### Data excerpts
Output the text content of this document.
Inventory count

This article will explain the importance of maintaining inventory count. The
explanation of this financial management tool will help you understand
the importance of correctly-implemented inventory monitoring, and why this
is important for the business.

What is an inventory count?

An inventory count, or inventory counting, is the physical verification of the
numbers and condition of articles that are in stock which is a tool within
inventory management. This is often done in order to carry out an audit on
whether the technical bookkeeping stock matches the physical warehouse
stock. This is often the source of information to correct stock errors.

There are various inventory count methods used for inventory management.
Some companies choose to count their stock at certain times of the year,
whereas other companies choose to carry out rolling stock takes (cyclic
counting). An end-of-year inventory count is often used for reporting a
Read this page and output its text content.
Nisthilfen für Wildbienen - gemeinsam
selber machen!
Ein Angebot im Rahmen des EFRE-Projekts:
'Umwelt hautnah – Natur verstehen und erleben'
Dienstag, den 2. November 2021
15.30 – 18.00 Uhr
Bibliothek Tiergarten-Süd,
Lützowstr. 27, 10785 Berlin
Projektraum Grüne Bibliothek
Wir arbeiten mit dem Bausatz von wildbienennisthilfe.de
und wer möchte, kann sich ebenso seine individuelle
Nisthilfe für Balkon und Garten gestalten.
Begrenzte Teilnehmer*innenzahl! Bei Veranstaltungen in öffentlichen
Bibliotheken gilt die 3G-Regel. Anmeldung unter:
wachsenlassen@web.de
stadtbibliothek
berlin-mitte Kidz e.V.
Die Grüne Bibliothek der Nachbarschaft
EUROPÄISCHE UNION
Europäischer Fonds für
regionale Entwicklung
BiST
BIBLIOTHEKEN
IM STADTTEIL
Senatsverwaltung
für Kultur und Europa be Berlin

### Task description
Write out the entries above word for word.

### Result of this task
Output the text content of this document.
Inventory count

This article will explain the importance of maintaining inventory count. The
explanation of this financial management tool will help you understand
the importance of correctly-implemented inventory monitoring, and why this
is important for the business.

What is an inventory count?

An inventory count, or inventory counting, is the physical verification of the
numbers and condition of articles that are in stock which is a tool within
inventory management. This is often done in order to carry out an audit on
whether the technical bookkeeping stock matches the physical warehouse
stock. This is often the source of information to correct stock errors.

There are various inventory count methods used for inventory management.
Some companies choose to count their stock at certain times of the year,
whereas other companies choose to carry out rolling stock takes (cyclic
counting). An end-of-year inventory count is often used for reporting a
Read this page and output its text content.
Nisthilfen für Wildbienen - gemeinsam
selber machen!
Ein Angebot im Rahmen des EFRE-Projekts:
'Umwelt hautnah – Natur verstehen und erleben'
Dienstag, den 2. November 2021
15.30 – 18.00 Uhr
Bibliothek Tiergarten-Süd,
Lützowstr. 27, 10785 Berlin
Projektraum Grüne Bibliothek
Wir arbeiten mit dem Bausatz von wildbienennisthilfe.de
und wer möchte, kann sich ebenso seine individuelle
Nisthilfe für Balkon und Garten gestalten.
Begrenzte Teilnehmer*innenzahl! Bei Veranstaltungen in öffentlichen
Bibliotheken gilt die 3G-Regel. Anmeldung unter:
wachsenlassen@web.de
stadtbibliothek
berlin-mitte Kidz e.V.
Die Grüne Bibliothek der Nachbarschaft
EUROPÄISCHE UNION
Europäischer Fonds für
regionale Entwicklung
BiST
BIBLIOTHEKEN
IM STADTTEIL
Senatsverwaltung
für Kultur und Europa be Berlin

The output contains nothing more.